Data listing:
•••••

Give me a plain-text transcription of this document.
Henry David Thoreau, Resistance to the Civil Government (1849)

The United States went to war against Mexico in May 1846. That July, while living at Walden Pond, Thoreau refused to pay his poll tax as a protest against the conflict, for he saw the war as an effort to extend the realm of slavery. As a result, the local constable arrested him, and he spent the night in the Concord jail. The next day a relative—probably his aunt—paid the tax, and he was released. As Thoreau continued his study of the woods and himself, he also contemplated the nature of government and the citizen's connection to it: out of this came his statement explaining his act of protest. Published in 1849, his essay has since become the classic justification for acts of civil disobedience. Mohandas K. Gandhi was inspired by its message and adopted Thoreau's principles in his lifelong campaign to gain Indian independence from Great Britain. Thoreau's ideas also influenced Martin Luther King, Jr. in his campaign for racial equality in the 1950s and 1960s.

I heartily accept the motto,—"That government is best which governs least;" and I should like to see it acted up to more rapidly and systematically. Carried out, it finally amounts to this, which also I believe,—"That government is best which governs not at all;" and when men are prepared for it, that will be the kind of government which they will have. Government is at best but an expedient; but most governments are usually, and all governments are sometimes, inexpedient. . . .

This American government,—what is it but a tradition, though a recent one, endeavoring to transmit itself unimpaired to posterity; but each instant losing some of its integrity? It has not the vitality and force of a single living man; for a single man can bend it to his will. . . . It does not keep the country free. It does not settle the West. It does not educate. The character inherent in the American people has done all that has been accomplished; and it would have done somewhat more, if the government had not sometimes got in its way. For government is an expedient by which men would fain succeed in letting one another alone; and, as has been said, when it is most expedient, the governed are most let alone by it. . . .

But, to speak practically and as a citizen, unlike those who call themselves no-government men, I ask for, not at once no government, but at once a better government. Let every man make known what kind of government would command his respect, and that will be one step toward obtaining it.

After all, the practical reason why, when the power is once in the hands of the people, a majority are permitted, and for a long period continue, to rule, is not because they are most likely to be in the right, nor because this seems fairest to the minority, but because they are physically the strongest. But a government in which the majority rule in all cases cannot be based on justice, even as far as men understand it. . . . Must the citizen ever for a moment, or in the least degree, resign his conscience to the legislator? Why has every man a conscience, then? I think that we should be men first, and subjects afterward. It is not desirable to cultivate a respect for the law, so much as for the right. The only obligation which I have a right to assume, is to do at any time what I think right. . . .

•••••

# What you will do
Using the material above, gather every line that includes "kind".

# Reply to the task
I heartily accept the motto,—"That government is best which governs least;" and I should like to see it acted up to more rapidly and systematically. Carried out, it finally amounts to this, which also I believe,—"That government is best which governs not at all;" and when men are prepared for it, that will be the kind of government which they will have. Government is at best but an expedient; but most governments are usually, and all governments are sometimes, inexpedient. . . .
But, to speak practically and as a citizen, unlike those who call themselves no-government men, I ask for, not at once no government, but at once a better government. Let every man make known what kind of government would command his respect, and that will be one step toward obtaining it.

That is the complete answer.